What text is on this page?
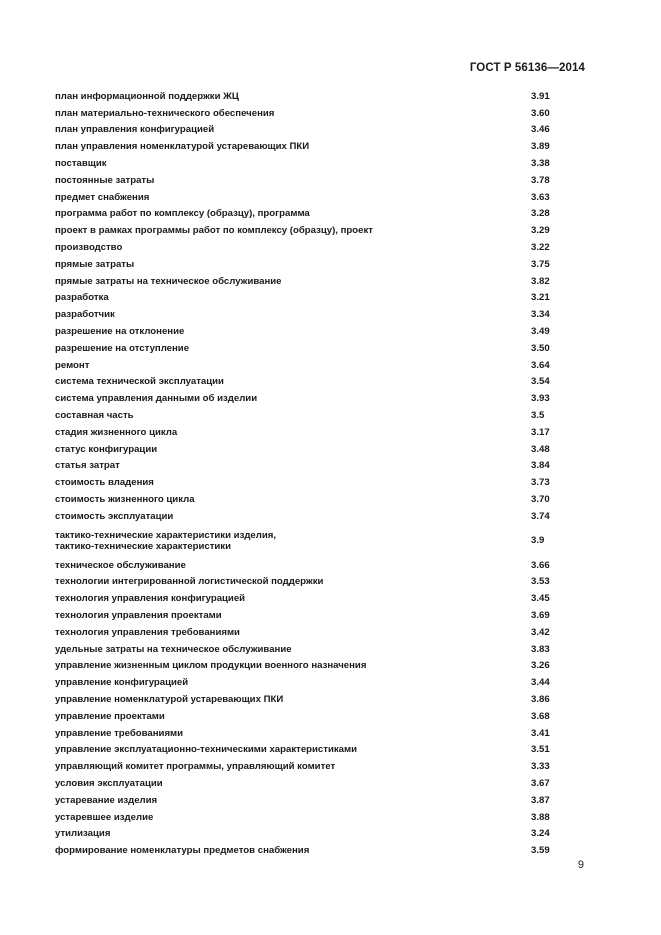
ГОСТ Р 56136—2014
план информационной поддержки ЖЦ	3.91
план материально-технического обеспечения	3.60
план управления конфигурацией	3.46
план управления номенклатурой устаревающих ПКИ	3.89
поставщик	3.38
постоянные затраты	3.78
предмет снабжения	3.63
программа работ по комплексу (образцу), программа	3.28
проект в рамках программы работ по комплексу (образцу), проект	3.29
производство	3.22
прямые затраты	3.75
прямые затраты на техническое обслуживание	3.82
разработка	3.21
разработчик	3.34
разрешение на отклонение	3.49
разрешение на отступление	3.50
ремонт	3.64
система технической эксплуатации	3.54
система управления данными об изделии	3.93
составная часть	3.5
стадия жизненного цикла	3.17
статус конфигурации	3.48
статья затрат	3.84
стоимость владения	3.73
стоимость жизненного цикла	3.70
стоимость эксплуатации	3.74
тактико-технические характеристики изделия,
тактико-технические характеристики	3.9
техническое обслуживание	3.66
технологии интегрированной логистической поддержки	3.53
технология управления конфигурацией	3.45
технология управления проектами	3.69
технология управления требованиями	3.42
удельные затраты на техническое обслуживание	3.83
управление жизненным циклом продукции военного назначения	3.26
управление конфигурацией	3.44
управление номенклатурой устаревающих ПКИ	3.86
управление проектами	3.68
управление требованиями	3.41
управление эксплуатационно-техническими характеристиками	3.51
управляющий комитет программы, управляющий комитет	3.33
условия эксплуатации	3.67
устаревание изделия	3.87
устаревшее изделие	3.88
утилизация	3.24
формирование номенклатуры предметов снабжения	3.59
9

* **The request**
All entries are to be retyped exactly. Omit any embedded images.

* **Exercise response**
What text is on this page?
ГОСТ Р 56136—2014
план информационной поддержки ЖЦ	3.91
план материально-технического обеспечения	3.60
план управления конфигурацией	3.46
план управления номенклатурой устаревающих ПКИ	3.89
поставщик	3.38
постоянные затраты	3.78
предмет снабжения	3.63
программа работ по комплексу (образцу), программа	3.28
проект в рамках программы работ по комплексу (образцу), проект	3.29
производство	3.22
прямые затраты	3.75
прямые затраты на техническое обслуживание	3.82
разработка	3.21
разработчик	3.34
разрешение на отклонение	3.49
разрешение на отступление	3.50
ремонт	3.64
система технической эксплуатации	3.54
система управления данными об изделии	3.93
составная часть	3.5
стадия жизненного цикла	3.17
статус конфигурации	3.48
статья затрат	3.84
стоимость владения	3.73
стоимость жизненного цикла	3.70
стоимость эксплуатации	3.74
тактико-технические характеристики изделия,
тактико-технические характеристики	3.9
техническое обслуживание	3.66
технологии интегрированной логистической поддержки	3.53
технология управления конфигурацией	3.45
технология управления проектами	3.69
технология управления требованиями	3.42
удельные затраты на техническое обслуживание	3.83
управление жизненным циклом продукции военного назначения	3.26
управление конфигурацией	3.44
управление номенклатурой устаревающих ПКИ	3.86
управление проектами	3.68
управление требованиями	3.41
управление эксплуатационно-техническими характеристиками	3.51
управляющий комитет программы, управляющий комитет	3.33
условия эксплуатации	3.67
устаревание изделия	3.87
устаревшее изделие	3.88
утилизация	3.24
формирование номенклатуры предметов снабжения	3.59
9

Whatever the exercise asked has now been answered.